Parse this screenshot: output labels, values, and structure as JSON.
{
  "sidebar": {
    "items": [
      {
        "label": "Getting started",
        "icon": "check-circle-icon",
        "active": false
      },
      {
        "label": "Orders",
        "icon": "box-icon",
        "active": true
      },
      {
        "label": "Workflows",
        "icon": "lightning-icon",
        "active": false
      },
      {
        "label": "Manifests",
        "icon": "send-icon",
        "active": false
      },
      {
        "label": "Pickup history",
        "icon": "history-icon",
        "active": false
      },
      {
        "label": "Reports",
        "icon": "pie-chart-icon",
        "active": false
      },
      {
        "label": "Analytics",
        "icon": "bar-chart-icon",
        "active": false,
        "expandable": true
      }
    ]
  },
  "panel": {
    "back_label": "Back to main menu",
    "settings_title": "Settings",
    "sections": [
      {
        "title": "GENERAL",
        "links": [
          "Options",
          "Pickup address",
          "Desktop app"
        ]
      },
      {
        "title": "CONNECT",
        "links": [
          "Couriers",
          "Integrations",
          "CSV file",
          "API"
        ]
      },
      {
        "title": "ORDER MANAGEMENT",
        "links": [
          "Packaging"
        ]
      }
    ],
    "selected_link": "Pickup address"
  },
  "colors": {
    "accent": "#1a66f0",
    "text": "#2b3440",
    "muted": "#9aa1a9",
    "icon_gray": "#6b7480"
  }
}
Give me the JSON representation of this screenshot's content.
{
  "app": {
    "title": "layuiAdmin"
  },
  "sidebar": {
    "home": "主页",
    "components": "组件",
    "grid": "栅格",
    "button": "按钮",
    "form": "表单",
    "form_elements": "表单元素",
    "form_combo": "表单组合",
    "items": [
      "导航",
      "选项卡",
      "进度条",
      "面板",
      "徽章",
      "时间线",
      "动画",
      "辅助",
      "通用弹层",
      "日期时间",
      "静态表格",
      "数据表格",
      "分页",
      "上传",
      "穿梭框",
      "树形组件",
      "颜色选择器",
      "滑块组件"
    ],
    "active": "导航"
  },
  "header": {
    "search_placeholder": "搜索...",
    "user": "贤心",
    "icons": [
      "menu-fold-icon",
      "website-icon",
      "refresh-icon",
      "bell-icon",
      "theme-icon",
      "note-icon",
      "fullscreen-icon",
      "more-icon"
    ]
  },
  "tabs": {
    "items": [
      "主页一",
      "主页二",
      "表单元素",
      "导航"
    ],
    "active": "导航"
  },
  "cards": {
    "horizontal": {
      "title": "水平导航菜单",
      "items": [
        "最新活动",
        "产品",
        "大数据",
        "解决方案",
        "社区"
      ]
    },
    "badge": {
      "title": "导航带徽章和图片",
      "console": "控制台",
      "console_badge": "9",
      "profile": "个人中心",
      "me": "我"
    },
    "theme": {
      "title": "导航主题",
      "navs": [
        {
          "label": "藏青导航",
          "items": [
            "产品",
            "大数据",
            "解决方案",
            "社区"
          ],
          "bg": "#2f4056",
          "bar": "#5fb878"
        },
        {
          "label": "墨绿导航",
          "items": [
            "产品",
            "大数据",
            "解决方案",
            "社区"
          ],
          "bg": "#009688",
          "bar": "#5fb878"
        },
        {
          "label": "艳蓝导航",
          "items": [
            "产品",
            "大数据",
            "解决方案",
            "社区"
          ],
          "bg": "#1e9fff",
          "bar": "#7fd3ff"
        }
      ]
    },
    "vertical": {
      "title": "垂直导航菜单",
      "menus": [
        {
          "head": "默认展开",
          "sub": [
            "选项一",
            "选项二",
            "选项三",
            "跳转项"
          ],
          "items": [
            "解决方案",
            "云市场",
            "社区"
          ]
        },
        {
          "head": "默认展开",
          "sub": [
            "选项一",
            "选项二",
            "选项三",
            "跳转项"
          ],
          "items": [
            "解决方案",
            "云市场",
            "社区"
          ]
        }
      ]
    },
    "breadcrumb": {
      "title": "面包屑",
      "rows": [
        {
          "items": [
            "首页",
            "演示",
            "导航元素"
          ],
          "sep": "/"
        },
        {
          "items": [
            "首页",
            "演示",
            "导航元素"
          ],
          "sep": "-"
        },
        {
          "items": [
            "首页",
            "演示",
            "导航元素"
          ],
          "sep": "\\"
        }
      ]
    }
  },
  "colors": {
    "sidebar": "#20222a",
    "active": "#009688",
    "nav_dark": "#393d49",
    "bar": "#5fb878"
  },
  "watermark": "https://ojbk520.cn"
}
============
**Written instruction:**
Reproduce the entries above in full by retyping them exactly.

**Answer in full:**
Parse this screenshot: output labels, values, and structure as JSON.
{
  "sidebar": {
    "items": [
      {
        "label": "Getting started",
        "icon": "check-circle-icon",
        "active": false
      },
      {
        "label": "Orders",
        "icon": "box-icon",
        "active": true
      },
      {
        "label": "Workflows",
        "icon": "lightning-icon",
        "active": false
      },
      {
        "label": "Manifests",
        "icon": "send-icon",
        "active": false
      },
      {
        "label": "Pickup history",
        "icon": "history-icon",
        "active": false
      },
      {
        "label": "Reports",
        "icon": "pie-chart-icon",
        "active": false
      },
      {
        "label": "Analytics",
        "icon": "bar-chart-icon",
        "active": false,
        "expandable": true
      }
    ]
  },
  "panel": {
    "back_label": "Back to main menu",
    "settings_title": "Settings",
    "sections": [
      {
        "title": "GENERAL",
        "links": [
          "Options",
          "Pickup address",
          "Desktop app"
        ]
      },
      {
        "title": "CONNECT",
        "links": [
          "Couriers",
          "Integrations",
          "CSV file",
          "API"
        ]
      },
      {
        "title": "ORDER MANAGEMENT",
        "links": [
          "Packaging"
        ]
      }
    ],
    "selected_link": "Pickup address"
  },
  "colors": {
    "accent": "#1a66f0",
    "text": "#2b3440",
    "muted": "#9aa1a9",
    "icon_gray": "#6b7480"
  }
}
Give me the JSON representation of this screenshot's content.
{
  "app": {
    "title": "layuiAdmin"
  },
  "sidebar": {
    "home": "主页",
    "components": "组件",
    "grid": "栅格",
    "button": "按钮",
    "form": "表单",
    "form_elements": "表单元素",
    "form_combo": "表单组合",
    "items": [
      "导航",
      "选项卡",
      "进度条",
      "面板",
      "徽章",
      "时间线",
      "动画",
      "辅助",
      "通用弹层",
      "日期时间",
      "静态表格",
      "数据表格",
      "分页",
      "上传",
      "穿梭框",
      "树形组件",
      "颜色选择器",
      "滑块组件"
    ],
    "active": "导航"
  },
  "header": {
    "search_placeholder": "搜索...",
    "user": "贤心",
    "icons": [
      "menu-fold-icon",
      "website-icon",
      "refresh-icon",
      "bell-icon",
      "theme-icon",
      "note-icon",
      "fullscreen-icon",
      "more-icon"
    ]
  },
  "tabs": {
    "items": [
      "主页一",
      "主页二",
      "表单元素",
      "导航"
    ],
    "active": "导航"
  },
  "cards": {
    "horizontal": {
      "title": "水平导航菜单",
      "items": [
        "最新活动",
        "产品",
        "大数据",
        "解决方案",
        "社区"
      ]
    },
    "badge": {
      "title": "导航带徽章和图片",
      "console": "控制台",
      "console_badge": "9",
      "profile": "个人中心",
      "me": "我"
    },
    "theme": {
      "title": "导航主题",
      "navs": [
        {
          "label": "藏青导航",
          "items": [
            "产品",
            "大数据",
            "解决方案",
            "社区"
          ],
          "bg": "#2f4056",
          "bar": "#5fb878"
        },
        {
          "label": "墨绿导航",
          "items": [
            "产品",
            "大数据",
            "解决方案",
            "社区"
          ],
          "bg": "#009688",
          "bar": "#5fb878"
        },
        {
          "label": "艳蓝导航",
          "items": [
            "产品",
            "大数据",
            "解决方案",
            "社区"
          ],
          "bg": "#1e9fff",
          "bar": "#7fd3ff"
        }
      ]
    },
    "vertical": {
      "title": "垂直导航菜单",
      "menus": [
        {
          "head": "默认展开",
          "sub": [
            "选项一",
            "选项二",
            "选项三",
            "跳转项"
          ],
          "items": [
            "解决方案",
            "云市场",
            "社区"
          ]
        },
        {
          "head": "默认展开",
          "sub": [
            "选项一",
            "选项二",
            "选项三",
            "跳转项"
          ],
          "items": [
            "解决方案",
            "云市场",
            "社区"
          ]
        }
      ]
    },
    "breadcrumb": {
      "title": "面包屑",
      "rows": [
        {
          "items": [
            "首页",
            "演示",
            "导航元素"
          ],
          "sep": "/"
        },
        {
          "items": [
            "首页",
            "演示",
            "导航元素"
          ],
          "sep": "-"
        },
        {
          "items": [
            "首页",
            "演示",
            "导航元素"
          ],
          "sep": "\\"
        }
      ]
    }
  },
  "colors": {
    "sidebar": "#20222a",
    "active": "#009688",
    "nav_dark": "#393d49",
    "bar": "#5fb878"
  },
  "watermark": "https://ojbk520.cn"
}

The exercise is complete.